*Written request:*
Pick out each line with the word "color" from the material that follows.

*Input for this task:*
# # # # # # #
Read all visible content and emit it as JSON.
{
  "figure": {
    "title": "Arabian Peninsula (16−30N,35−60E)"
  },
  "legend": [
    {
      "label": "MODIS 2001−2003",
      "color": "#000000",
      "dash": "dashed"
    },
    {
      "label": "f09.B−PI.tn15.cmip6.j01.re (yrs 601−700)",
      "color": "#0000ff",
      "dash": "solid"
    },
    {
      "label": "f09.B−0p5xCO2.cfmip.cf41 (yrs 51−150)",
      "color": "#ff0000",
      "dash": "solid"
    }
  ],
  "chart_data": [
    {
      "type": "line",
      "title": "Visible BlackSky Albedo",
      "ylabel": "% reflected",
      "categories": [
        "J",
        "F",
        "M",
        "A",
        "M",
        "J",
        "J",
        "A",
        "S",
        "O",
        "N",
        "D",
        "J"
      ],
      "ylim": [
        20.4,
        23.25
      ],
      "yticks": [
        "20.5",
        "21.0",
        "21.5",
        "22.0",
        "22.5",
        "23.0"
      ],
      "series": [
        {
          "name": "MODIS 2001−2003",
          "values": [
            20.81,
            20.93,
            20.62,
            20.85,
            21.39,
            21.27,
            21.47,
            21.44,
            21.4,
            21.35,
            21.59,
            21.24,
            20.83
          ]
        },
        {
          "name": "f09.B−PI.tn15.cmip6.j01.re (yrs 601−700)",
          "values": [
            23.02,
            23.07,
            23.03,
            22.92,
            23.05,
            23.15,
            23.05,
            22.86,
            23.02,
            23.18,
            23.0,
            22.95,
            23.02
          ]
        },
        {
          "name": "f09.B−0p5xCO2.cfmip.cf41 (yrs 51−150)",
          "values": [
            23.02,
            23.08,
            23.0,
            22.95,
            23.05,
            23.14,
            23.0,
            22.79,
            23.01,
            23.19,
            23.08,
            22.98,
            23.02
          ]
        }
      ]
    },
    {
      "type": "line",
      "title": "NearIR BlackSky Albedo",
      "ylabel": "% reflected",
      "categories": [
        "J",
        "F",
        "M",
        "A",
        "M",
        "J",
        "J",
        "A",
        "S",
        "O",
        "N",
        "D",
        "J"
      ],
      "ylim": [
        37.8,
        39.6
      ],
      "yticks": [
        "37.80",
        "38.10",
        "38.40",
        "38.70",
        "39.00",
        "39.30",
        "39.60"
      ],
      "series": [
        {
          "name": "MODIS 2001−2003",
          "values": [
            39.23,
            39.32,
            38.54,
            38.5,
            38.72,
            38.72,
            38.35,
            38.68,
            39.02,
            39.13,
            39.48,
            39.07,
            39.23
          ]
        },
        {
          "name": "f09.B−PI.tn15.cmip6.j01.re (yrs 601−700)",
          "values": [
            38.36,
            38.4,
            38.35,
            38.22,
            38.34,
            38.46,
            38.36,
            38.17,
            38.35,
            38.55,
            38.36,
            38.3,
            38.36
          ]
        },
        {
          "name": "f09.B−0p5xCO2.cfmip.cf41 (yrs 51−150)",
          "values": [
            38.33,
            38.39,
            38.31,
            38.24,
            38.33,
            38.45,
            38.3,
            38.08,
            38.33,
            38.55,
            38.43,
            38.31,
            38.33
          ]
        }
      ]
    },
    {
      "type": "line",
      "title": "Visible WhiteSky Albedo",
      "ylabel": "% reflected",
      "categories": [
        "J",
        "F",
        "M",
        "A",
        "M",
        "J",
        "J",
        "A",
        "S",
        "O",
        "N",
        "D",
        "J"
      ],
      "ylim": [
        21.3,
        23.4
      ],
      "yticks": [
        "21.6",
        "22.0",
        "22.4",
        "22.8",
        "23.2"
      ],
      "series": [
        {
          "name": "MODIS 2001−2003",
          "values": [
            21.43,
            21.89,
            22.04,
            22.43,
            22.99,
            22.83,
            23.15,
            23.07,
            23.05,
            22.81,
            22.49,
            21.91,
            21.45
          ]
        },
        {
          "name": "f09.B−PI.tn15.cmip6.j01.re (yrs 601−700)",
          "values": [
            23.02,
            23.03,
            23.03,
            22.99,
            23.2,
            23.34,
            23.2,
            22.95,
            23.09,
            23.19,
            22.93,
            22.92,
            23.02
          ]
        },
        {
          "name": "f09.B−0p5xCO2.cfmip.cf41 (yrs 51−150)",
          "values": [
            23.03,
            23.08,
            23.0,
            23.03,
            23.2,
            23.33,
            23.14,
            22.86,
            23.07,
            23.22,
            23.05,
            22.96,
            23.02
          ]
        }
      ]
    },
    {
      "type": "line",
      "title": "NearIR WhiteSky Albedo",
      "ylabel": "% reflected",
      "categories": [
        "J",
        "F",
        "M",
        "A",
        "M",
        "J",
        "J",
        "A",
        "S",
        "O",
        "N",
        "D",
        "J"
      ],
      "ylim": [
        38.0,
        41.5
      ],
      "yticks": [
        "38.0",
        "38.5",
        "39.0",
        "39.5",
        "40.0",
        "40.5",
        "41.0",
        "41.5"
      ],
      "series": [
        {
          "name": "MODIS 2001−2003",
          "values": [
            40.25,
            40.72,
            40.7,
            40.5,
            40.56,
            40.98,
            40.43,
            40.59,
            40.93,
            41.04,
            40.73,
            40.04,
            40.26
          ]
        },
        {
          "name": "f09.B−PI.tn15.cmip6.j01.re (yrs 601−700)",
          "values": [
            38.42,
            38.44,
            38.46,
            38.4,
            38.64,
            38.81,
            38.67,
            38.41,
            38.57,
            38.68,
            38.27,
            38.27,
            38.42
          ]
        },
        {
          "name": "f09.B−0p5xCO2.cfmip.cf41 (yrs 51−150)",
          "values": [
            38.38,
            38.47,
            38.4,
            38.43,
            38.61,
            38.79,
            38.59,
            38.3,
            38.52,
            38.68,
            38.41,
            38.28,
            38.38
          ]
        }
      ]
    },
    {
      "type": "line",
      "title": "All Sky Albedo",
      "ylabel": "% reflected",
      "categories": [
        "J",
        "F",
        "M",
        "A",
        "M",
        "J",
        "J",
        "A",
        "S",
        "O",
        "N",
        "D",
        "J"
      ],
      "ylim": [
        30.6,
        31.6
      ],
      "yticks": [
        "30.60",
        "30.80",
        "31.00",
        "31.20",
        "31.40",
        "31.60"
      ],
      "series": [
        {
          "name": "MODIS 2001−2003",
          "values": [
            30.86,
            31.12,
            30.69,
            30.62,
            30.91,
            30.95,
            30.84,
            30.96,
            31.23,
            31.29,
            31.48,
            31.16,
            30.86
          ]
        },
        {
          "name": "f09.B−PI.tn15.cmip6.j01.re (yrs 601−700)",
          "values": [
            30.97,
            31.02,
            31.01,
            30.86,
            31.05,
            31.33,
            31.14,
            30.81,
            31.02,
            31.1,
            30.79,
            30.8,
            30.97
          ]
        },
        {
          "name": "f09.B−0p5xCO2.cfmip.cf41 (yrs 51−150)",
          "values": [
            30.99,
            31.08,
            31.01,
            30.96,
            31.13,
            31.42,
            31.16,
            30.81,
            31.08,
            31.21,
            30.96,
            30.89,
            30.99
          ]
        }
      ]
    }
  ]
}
# # # # # # #
*Full response:*
      "color": "#000000",
      "color": "#0000ff",
      "color": "#ff0000",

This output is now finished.